** Start of EXERCISE INPUT **

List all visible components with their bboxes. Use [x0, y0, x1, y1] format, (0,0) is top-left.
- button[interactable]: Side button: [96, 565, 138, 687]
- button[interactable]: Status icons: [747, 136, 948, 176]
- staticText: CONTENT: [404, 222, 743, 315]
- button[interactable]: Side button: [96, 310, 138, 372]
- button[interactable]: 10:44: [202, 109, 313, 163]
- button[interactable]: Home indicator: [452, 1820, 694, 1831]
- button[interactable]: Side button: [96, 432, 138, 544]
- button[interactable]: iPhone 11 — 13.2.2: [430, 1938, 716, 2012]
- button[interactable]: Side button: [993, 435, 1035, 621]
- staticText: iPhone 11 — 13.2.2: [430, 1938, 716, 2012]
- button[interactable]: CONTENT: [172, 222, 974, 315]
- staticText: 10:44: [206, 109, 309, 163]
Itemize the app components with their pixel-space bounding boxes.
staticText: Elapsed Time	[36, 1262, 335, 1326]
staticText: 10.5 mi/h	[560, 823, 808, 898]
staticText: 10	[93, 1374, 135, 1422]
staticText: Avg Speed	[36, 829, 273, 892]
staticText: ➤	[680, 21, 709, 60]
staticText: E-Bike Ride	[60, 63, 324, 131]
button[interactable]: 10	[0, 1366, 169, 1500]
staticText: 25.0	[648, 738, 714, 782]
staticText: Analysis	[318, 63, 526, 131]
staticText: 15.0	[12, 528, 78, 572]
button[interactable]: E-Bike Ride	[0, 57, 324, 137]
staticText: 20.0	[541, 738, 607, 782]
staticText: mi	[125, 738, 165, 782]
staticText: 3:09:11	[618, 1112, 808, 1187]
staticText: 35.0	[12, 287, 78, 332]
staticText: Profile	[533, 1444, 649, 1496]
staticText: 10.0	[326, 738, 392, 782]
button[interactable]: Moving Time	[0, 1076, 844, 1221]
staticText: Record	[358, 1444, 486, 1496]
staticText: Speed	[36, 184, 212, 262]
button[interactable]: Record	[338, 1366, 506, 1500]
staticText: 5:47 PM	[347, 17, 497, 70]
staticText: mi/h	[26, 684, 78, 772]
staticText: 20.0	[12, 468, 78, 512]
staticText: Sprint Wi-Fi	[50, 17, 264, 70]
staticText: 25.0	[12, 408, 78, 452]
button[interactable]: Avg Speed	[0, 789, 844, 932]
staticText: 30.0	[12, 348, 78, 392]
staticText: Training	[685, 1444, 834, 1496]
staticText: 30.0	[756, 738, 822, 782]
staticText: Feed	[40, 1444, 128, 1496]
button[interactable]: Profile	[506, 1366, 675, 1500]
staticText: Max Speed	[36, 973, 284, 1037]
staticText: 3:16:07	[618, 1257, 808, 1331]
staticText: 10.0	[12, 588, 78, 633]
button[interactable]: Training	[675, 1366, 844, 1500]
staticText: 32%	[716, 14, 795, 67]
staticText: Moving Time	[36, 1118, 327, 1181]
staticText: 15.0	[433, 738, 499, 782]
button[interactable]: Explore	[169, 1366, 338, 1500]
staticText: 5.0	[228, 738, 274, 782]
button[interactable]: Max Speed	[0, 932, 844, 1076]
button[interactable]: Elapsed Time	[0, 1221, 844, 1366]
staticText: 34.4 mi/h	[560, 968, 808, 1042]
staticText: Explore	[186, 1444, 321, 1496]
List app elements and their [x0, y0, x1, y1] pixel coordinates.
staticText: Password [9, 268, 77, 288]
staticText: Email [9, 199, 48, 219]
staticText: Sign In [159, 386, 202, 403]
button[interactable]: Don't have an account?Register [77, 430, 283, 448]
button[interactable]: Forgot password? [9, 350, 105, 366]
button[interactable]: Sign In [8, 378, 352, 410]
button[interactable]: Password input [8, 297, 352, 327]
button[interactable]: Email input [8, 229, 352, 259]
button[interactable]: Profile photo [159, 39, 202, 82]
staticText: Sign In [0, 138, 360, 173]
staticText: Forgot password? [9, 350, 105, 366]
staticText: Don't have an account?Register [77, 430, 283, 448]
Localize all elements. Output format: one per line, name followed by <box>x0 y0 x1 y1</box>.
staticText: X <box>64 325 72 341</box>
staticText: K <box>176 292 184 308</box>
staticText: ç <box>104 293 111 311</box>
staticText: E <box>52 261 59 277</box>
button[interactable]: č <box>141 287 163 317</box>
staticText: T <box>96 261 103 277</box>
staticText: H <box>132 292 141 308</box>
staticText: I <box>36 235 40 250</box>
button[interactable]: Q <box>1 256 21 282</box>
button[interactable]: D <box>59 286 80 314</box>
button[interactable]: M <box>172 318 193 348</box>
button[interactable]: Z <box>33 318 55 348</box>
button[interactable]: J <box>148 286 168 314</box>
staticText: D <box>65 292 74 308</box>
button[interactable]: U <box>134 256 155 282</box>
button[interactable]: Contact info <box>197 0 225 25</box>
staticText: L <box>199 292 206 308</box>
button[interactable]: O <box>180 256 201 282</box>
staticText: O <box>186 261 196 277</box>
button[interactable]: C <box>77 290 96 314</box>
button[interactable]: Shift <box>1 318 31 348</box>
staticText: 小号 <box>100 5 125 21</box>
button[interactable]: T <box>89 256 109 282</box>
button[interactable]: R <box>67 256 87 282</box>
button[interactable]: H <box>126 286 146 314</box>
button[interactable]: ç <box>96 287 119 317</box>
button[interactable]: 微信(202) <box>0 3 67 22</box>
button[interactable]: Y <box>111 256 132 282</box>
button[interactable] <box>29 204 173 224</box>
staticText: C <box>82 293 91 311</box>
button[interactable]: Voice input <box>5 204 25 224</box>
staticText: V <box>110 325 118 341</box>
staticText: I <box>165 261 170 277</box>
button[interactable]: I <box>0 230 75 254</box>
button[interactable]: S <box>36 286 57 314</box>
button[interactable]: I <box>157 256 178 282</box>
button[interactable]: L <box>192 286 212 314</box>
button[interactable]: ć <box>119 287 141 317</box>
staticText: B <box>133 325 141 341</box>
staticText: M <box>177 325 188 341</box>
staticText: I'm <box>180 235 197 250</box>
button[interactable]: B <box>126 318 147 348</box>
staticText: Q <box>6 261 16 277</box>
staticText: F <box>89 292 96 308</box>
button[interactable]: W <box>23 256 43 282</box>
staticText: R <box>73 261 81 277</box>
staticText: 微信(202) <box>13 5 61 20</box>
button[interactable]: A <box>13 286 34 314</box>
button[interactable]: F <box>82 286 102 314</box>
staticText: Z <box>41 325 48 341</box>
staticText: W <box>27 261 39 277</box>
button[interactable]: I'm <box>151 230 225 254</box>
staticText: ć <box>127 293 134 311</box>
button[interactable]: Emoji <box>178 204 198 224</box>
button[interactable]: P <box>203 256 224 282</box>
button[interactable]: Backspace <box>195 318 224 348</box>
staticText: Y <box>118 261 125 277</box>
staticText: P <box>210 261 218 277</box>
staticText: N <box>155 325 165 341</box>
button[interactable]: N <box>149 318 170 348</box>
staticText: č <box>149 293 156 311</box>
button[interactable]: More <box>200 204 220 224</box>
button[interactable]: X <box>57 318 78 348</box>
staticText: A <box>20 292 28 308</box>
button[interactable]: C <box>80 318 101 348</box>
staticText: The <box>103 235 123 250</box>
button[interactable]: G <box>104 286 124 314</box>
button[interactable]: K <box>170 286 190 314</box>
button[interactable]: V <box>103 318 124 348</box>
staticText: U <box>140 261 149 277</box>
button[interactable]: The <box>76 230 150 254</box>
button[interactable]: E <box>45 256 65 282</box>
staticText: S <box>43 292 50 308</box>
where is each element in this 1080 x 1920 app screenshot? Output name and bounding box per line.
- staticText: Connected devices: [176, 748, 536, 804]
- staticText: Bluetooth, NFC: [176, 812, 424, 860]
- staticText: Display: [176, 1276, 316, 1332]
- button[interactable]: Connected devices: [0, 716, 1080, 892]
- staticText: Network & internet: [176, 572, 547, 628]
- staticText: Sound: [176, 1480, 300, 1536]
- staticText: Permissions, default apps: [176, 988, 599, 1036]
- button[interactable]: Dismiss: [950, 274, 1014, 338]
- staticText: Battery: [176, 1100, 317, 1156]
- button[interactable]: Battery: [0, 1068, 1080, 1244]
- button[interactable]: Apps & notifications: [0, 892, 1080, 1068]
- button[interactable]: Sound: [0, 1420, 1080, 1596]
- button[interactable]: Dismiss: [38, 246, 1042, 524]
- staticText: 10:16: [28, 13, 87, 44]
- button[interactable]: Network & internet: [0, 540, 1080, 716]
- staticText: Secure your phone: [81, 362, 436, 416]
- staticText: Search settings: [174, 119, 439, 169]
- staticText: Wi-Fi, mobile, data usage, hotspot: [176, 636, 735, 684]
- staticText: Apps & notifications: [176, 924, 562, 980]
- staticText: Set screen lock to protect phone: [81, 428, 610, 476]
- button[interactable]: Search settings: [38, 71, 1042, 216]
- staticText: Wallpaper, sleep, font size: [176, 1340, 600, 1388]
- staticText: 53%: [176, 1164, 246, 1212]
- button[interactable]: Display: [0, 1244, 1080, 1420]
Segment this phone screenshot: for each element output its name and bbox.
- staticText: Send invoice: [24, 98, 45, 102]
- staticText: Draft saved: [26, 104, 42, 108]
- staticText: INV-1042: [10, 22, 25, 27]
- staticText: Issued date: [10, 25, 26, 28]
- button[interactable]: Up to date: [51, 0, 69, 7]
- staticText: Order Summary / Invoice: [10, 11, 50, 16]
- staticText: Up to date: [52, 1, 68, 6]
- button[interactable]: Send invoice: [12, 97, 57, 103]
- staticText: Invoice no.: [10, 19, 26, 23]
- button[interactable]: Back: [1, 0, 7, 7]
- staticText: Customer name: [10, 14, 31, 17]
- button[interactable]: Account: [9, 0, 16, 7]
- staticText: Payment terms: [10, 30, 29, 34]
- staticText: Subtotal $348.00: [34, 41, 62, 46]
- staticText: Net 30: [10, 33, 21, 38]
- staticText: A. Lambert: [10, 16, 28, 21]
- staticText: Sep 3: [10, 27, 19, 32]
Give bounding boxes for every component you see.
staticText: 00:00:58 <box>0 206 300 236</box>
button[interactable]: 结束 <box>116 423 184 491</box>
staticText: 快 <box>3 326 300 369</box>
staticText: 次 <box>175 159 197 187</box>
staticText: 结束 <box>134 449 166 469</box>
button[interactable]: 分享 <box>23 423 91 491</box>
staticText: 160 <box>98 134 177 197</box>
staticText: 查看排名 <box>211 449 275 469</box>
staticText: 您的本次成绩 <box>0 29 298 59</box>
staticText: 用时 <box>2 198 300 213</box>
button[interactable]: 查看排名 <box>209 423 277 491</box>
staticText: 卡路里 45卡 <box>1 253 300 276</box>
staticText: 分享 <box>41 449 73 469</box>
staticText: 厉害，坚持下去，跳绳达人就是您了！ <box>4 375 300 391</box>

** End of EXERCISE INPUT **

Rewrite the listing from its first line up to and including the line containing "- button[interactable]: Home" as a Markdown table. Use two columns, Row and Listing line, give each line a numbered row, and leave out any blank lines.

EXERCISE RESULT:
| Row | Listing line |
|---|---|
| 1 | List all visible components with their bboxes. Use [x0, y0, x1, y1] format, (0,0) is top-left. |
| 2 | - button[interactable]: Side button: [96, 565, 138, 687] |
| 3 | - button[interactable]: Status icons: [747, 136, 948, 176] |
| 4 | - staticText: CONTENT: [404, 222, 743, 315] |
| 5 | - button[interactable]: Side button: [96, 310, 138, 372] |
| 6 | - button[interactable]: 10:44: [202, 109, 313, 163] |
| 7 | - button[interactable]: Home indicator: [452, 1820, 694, 1831] |